What you have to do: Retype the listing that follows, word for word.
— start Raw data —
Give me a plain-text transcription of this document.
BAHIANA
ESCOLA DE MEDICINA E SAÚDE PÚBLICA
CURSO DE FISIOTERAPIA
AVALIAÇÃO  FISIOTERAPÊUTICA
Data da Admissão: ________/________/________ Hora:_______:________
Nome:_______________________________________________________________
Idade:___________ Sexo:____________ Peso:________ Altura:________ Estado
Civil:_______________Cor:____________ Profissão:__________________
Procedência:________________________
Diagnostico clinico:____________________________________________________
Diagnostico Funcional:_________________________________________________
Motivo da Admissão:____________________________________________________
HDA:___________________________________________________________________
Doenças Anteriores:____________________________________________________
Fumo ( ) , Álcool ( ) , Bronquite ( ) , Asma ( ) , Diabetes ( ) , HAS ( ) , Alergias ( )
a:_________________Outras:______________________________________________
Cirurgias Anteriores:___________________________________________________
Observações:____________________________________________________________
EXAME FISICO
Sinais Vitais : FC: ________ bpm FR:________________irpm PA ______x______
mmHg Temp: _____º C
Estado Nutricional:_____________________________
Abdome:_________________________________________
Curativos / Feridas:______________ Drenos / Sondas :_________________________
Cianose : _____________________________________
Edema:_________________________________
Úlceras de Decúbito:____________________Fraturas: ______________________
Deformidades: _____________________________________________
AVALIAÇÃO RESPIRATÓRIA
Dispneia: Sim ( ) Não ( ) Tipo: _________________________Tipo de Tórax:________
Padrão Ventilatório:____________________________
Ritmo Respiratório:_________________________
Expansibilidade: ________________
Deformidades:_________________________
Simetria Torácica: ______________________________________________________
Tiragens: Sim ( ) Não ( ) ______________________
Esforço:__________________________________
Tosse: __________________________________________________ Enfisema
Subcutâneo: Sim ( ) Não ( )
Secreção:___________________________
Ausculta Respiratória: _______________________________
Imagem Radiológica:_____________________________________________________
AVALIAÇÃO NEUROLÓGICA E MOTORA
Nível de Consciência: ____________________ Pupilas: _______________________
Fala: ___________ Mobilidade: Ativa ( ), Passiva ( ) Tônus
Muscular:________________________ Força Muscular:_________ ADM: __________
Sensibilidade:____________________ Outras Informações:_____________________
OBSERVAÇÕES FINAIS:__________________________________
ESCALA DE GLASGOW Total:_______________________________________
— end Raw data —
Solved problem:
Give me a plain-text transcription of this document.
BAHIANA
ESCOLA DE MEDICINA E SAÚDE PÚBLICA
CURSO DE FISIOTERAPIA
AVALIAÇÃO  FISIOTERAPÊUTICA
Data da Admissão: ________/________/________ Hora:_______:________
Nome:_______________________________________________________________
Idade:___________ Sexo:____________ Peso:________ Altura:________ Estado
Civil:_______________Cor:____________ Profissão:__________________
Procedência:________________________
Diagnostico clinico:____________________________________________________
Diagnostico Funcional:_________________________________________________
Motivo da Admissão:____________________________________________________
HDA:___________________________________________________________________
Doenças Anteriores:____________________________________________________
Fumo ( ) , Álcool ( ) , Bronquite ( ) , Asma ( ) , Diabetes ( ) , HAS ( ) , Alergias ( )
a:_________________Outras:______________________________________________
Cirurgias Anteriores:___________________________________________________
Observações:____________________________________________________________
EXAME FISICO
Sinais Vitais : FC: ________ bpm FR:________________irpm PA ______x______
mmHg Temp: _____º C
Estado Nutricional:_____________________________
Abdome:_________________________________________
Curativos / Feridas:______________ Drenos / Sondas :_________________________
Cianose : _____________________________________
Edema:_________________________________
Úlceras de Decúbito:____________________Fraturas: ______________________
Deformidades: _____________________________________________
AVALIAÇÃO RESPIRATÓRIA
Dispneia: Sim ( ) Não ( ) Tipo: _________________________Tipo de Tórax:________
Padrão Ventilatório:____________________________
Ritmo Respiratório:_________________________
Expansibilidade: ________________
Deformidades:_________________________
Simetria Torácica: ______________________________________________________
Tiragens: Sim ( ) Não ( ) ______________________
Esforço:__________________________________
Tosse: __________________________________________________ Enfisema
Subcutâneo: Sim ( ) Não ( )
Secreção:___________________________
Ausculta Respiratória: _______________________________
Imagem Radiológica:_____________________________________________________
AVALIAÇÃO NEUROLÓGICA E MOTORA
Nível de Consciência: ____________________ Pupilas: _______________________
Fala: ___________ Mobilidade: Ativa ( ), Passiva ( ) Tônus
Muscular:________________________ Força Muscular:_________ ADM: __________
Sensibilidade:____________________ Outras Informações:_____________________
OBSERVAÇÕES FINAIS:__________________________________
ESCALA DE GLASGOW Total:_______________________________________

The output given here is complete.